--- begin Extracted information ---

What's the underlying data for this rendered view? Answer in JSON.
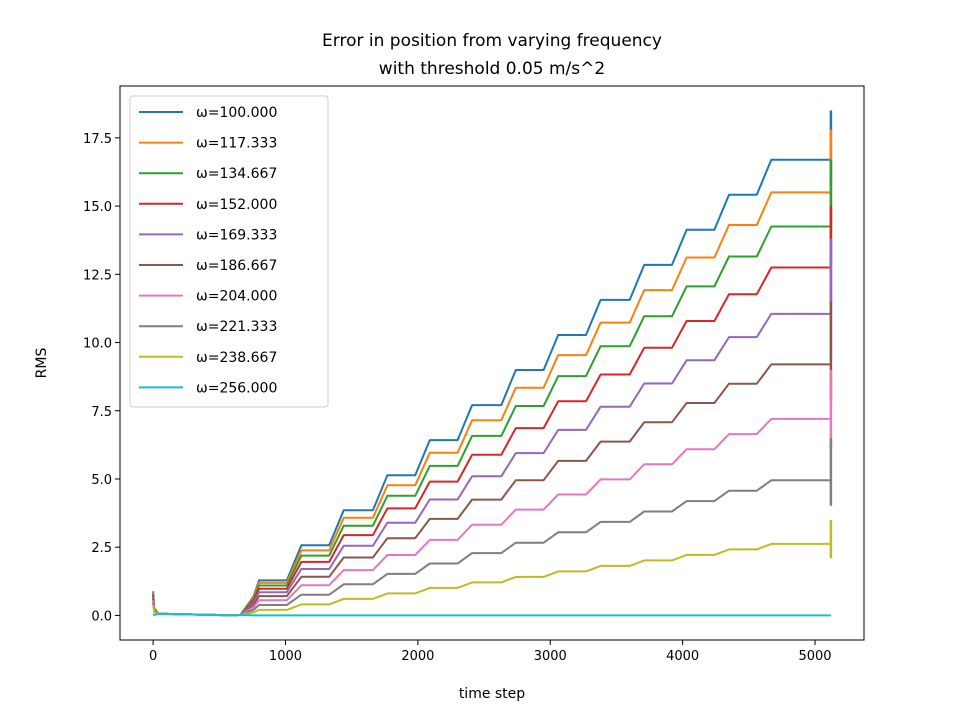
{
  "chart_data": {
    "type": "line",
    "title": "Error in position from varying frequency",
    "subtitle": "with threshold 0.05 m/s^2",
    "xlabel": "time step",
    "ylabel": "RMS",
    "xlim": [
      -250,
      5370
    ],
    "ylim": [
      -0.9,
      19.4
    ],
    "xticks": [
      0,
      1000,
      2000,
      3000,
      4000,
      5000
    ],
    "yticks": [
      0.0,
      2.5,
      5.0,
      7.5,
      10.0,
      12.5,
      15.0,
      17.5
    ],
    "xtick_labels": [
      "0",
      "1000",
      "2000",
      "3000",
      "4000",
      "5000"
    ],
    "ytick_labels": [
      "0.0",
      "2.5",
      "5.0",
      "7.5",
      "10.0",
      "12.5",
      "15.0",
      "17.5"
    ],
    "grid": false,
    "legend_position": "top-left",
    "series": [
      {
        "name": "ω=100.000",
        "color": "#1f77b4",
        "final_value": 16.7,
        "end_spike": 18.5
      },
      {
        "name": "ω=117.333",
        "color": "#ff7f0e",
        "final_value": 15.5,
        "end_spike": 17.8
      },
      {
        "name": "ω=134.667",
        "color": "#2ca02c",
        "final_value": 14.25,
        "end_spike": 16.7
      },
      {
        "name": "ω=152.000",
        "color": "#d62728",
        "final_value": 12.75,
        "end_spike": 15.0
      },
      {
        "name": "ω=169.333",
        "color": "#9467bd",
        "final_value": 11.05,
        "end_spike": 13.8
      },
      {
        "name": "ω=186.667",
        "color": "#8c564b",
        "final_value": 9.2,
        "end_spike": 11.5
      },
      {
        "name": "ω=204.000",
        "color": "#e377c2",
        "final_value": 7.2,
        "end_spike": 9.0
      },
      {
        "name": "ω=221.333",
        "color": "#7f7f7f",
        "final_value": 4.95,
        "end_spike": 6.5
      },
      {
        "name": "ω=238.667",
        "color": "#bcbd22",
        "final_value": 2.62,
        "end_spike": 3.5
      },
      {
        "name": "ω=256.000",
        "color": "#17becf",
        "final_value": 0.0,
        "end_spike": 0.0
      }
    ],
    "step_times": [
      800,
      1120,
      1440,
      1770,
      2090,
      2410,
      2740,
      3060,
      3380,
      3710,
      4030,
      4350,
      4670
    ],
    "x_end": 5120
  }
}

--- end Extracted information ---

**Required work:**
Every entry must be transcribed exactly. Pictures do not belong in the copy.

**The completed task:**
What's the underlying data for this rendered view? Answer in JSON.
{
  "chart_data": {
    "type": "line",
    "title": "Error in position from varying frequency",
    "subtitle": "with threshold 0.05 m/s^2",
    "xlabel": "time step",
    "ylabel": "RMS",
    "xlim": [
      -250,
      5370
    ],
    "ylim": [
      -0.9,
      19.4
    ],
    "xticks": [
      0,
      1000,
      2000,
      3000,
      4000,
      5000
    ],
    "yticks": [
      0.0,
      2.5,
      5.0,
      7.5,
      10.0,
      12.5,
      15.0,
      17.5
    ],
    "xtick_labels": [
      "0",
      "1000",
      "2000",
      "3000",
      "4000",
      "5000"
    ],
    "ytick_labels": [
      "0.0",
      "2.5",
      "5.0",
      "7.5",
      "10.0",
      "12.5",
      "15.0",
      "17.5"
    ],
    "grid": false,
    "legend_position": "top-left",
    "series": [
      {
        "name": "ω=100.000",
        "color": "#1f77b4",
        "final_value": 16.7,
        "end_spike": 18.5
      },
      {
        "name": "ω=117.333",
        "color": "#ff7f0e",
        "final_value": 15.5,
        "end_spike": 17.8
      },
      {
        "name": "ω=134.667",
        "color": "#2ca02c",
        "final_value": 14.25,
        "end_spike": 16.7
      },
      {
        "name": "ω=152.000",
        "color": "#d62728",
        "final_value": 12.75,
        "end_spike": 15.0
      },
      {
        "name": "ω=169.333",
        "color": "#9467bd",
        "final_value": 11.05,
        "end_spike": 13.8
      },
      {
        "name": "ω=186.667",
        "color": "#8c564b",
        "final_value": 9.2,
        "end_spike": 11.5
      },
      {
        "name": "ω=204.000",
        "color": "#e377c2",
        "final_value": 7.2,
        "end_spike": 9.0
      },
      {
        "name": "ω=221.333",
        "color": "#7f7f7f",
        "final_value": 4.95,
        "end_spike": 6.5
      },
      {
        "name": "ω=238.667",
        "color": "#bcbd22",
        "final_value": 2.62,
        "end_spike": 3.5
      },
      {
        "name": "ω=256.000",
        "color": "#17becf",
        "final_value": 0.0,
        "end_spike": 0.0
      }
    ],
    "step_times": [
      800,
      1120,
      1440,
      1770,
      2090,
      2410,
      2740,
      3060,
      3380,
      3710,
      4030,
      4350,
      4670
    ],
    "x_end": 5120
  }
}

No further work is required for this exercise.